Provided material
============================================================
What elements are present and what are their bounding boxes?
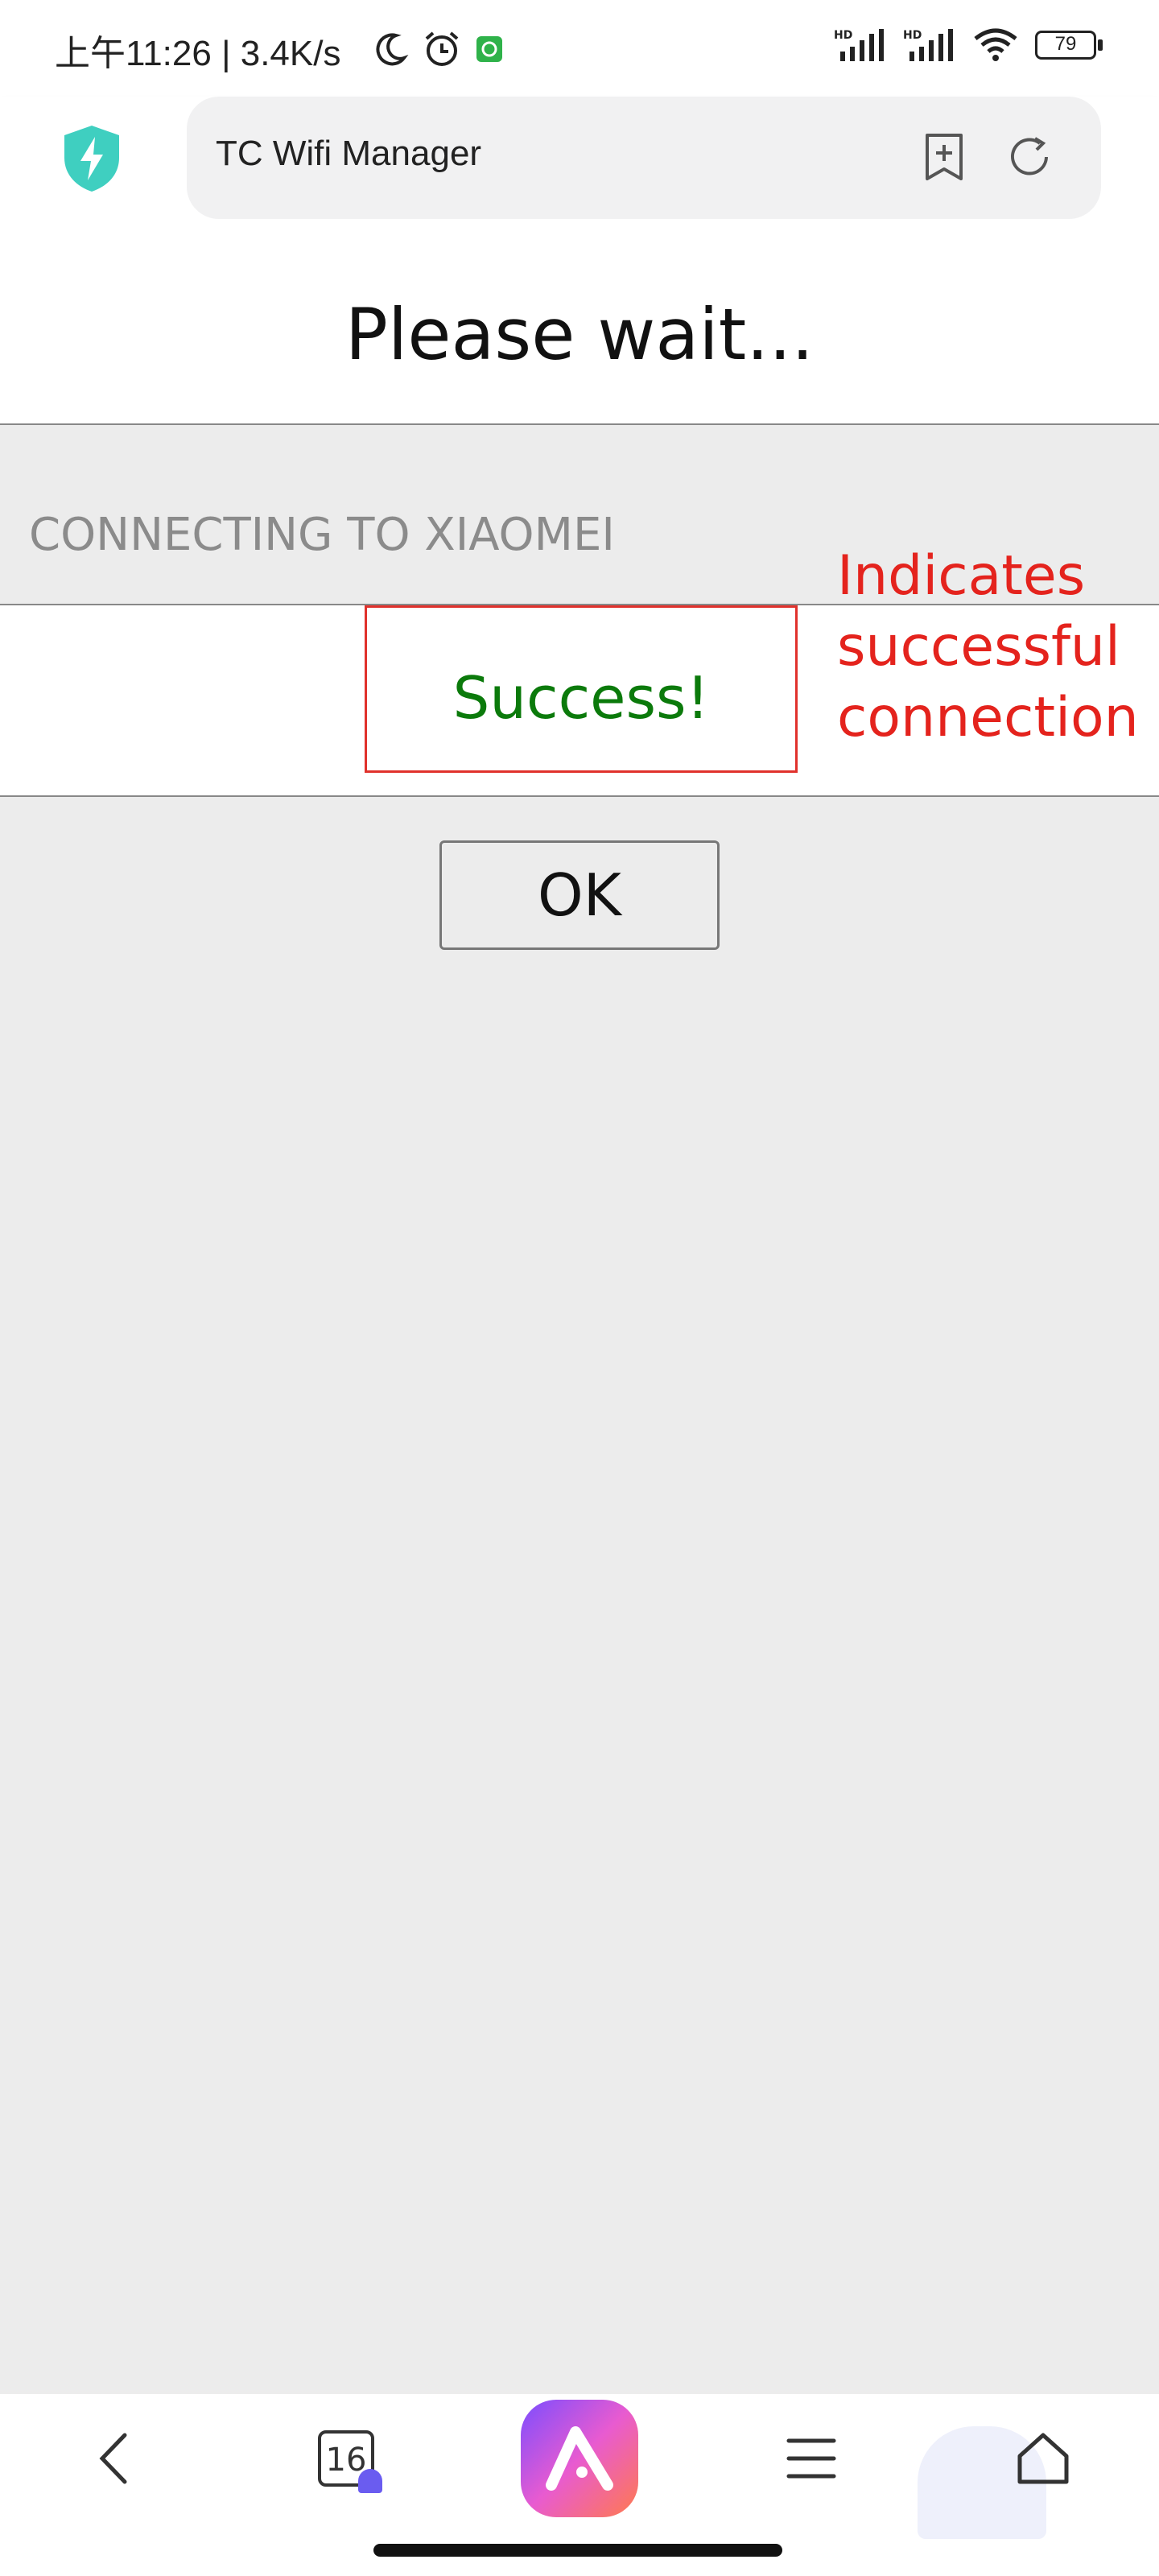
============================================================
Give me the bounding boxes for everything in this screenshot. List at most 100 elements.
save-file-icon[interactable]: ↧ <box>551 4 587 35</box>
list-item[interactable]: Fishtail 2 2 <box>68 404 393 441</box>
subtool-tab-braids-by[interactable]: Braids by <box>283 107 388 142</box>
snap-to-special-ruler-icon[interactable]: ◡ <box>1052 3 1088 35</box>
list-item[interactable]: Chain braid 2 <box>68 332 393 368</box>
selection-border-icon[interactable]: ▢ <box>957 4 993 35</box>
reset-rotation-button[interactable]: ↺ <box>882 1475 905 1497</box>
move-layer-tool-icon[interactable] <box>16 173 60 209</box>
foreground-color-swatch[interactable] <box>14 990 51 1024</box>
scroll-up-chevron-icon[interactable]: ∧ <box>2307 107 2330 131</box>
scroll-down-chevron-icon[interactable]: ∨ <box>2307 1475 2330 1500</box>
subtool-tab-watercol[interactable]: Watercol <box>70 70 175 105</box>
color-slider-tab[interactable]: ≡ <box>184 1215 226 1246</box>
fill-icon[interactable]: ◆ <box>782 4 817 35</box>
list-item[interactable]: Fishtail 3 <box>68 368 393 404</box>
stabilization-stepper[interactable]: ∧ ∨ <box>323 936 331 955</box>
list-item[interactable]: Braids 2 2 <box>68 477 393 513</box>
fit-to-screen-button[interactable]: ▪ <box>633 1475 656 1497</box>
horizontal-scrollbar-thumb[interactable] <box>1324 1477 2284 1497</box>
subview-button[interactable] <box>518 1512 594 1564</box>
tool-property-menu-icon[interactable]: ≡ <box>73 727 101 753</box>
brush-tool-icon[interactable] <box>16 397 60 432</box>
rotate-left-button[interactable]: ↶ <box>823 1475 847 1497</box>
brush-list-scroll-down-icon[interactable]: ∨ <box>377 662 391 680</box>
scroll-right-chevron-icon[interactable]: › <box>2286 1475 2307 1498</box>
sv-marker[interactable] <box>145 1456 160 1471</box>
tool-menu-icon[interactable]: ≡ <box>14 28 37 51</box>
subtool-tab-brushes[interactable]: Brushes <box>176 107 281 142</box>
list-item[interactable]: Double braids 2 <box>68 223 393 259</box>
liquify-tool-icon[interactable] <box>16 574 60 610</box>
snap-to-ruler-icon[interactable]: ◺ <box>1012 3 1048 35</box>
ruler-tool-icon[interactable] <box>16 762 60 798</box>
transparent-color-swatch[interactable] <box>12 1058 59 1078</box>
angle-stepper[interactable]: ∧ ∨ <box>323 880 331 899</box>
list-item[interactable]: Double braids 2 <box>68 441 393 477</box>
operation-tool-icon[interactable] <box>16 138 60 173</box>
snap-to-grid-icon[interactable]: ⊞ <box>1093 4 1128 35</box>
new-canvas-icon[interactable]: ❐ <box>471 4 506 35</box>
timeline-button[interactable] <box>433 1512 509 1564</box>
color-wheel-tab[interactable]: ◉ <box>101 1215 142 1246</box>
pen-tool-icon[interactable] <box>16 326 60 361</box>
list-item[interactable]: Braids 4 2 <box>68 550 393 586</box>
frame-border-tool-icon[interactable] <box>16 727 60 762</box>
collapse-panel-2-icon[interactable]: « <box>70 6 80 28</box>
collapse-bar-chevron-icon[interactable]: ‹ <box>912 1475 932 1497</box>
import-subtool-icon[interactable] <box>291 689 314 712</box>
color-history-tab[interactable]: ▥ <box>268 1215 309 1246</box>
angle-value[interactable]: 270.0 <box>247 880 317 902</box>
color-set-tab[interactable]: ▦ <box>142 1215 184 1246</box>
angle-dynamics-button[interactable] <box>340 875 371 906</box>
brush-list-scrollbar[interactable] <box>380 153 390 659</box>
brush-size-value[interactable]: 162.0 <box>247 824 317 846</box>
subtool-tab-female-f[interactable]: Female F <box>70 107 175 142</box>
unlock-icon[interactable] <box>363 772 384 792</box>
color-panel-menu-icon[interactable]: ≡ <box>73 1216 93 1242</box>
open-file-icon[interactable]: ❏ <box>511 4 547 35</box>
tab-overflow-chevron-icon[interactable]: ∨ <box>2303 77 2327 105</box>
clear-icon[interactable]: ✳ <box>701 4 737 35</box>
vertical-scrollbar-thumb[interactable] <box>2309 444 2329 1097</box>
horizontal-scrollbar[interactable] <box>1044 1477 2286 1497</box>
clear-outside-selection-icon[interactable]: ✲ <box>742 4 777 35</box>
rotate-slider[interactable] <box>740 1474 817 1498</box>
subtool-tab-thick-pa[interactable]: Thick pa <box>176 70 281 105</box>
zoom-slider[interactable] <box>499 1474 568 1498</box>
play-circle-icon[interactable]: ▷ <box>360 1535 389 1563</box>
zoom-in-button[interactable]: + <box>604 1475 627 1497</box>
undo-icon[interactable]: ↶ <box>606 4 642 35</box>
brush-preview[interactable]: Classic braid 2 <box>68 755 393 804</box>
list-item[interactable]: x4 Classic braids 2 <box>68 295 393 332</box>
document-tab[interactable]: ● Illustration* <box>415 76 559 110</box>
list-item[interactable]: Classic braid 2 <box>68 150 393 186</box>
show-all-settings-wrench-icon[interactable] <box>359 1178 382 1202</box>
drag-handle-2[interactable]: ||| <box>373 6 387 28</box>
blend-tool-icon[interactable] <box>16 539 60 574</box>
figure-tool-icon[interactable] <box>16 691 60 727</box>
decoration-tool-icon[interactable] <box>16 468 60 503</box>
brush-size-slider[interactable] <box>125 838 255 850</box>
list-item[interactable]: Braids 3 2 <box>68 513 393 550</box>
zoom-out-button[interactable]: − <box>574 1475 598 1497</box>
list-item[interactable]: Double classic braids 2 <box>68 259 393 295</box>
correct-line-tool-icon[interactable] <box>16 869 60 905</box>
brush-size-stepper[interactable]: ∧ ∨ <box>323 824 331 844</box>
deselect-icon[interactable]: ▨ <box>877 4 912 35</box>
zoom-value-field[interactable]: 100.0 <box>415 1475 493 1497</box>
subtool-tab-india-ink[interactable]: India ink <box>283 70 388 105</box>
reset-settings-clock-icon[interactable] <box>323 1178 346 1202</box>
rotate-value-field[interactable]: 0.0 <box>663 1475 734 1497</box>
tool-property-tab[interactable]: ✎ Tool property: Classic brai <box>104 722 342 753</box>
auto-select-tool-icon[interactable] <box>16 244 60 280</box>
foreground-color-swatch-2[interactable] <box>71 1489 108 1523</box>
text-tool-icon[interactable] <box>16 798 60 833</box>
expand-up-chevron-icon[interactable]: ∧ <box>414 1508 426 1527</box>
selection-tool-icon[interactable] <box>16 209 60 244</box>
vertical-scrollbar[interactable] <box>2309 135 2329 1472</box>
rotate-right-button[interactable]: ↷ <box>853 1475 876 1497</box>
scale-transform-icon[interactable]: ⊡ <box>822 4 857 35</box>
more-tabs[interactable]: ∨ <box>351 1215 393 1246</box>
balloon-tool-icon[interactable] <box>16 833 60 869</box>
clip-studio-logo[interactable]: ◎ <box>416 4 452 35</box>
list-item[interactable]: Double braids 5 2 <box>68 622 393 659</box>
============================================================
Reproduce the lines above unchanged, from the line with "Give me the" to the line with "foreground-color-swatch[interactable] <box>14 990", including both of those lines.

Give me the bounding boxes for everything in this screenshot. List at most 100 elements.
save-file-icon[interactable]: ↧ <box>551 4 587 35</box>
list-item[interactable]: Fishtail 2 2 <box>68 404 393 441</box>
subtool-tab-braids-by[interactable]: Braids by <box>283 107 388 142</box>
snap-to-special-ruler-icon[interactable]: ◡ <box>1052 3 1088 35</box>
list-item[interactable]: Chain braid 2 <box>68 332 393 368</box>
selection-border-icon[interactable]: ▢ <box>957 4 993 35</box>
reset-rotation-button[interactable]: ↺ <box>882 1475 905 1497</box>
move-layer-tool-icon[interactable] <box>16 173 60 209</box>
foreground-color-swatch[interactable] <box>14 990 51 1024</box>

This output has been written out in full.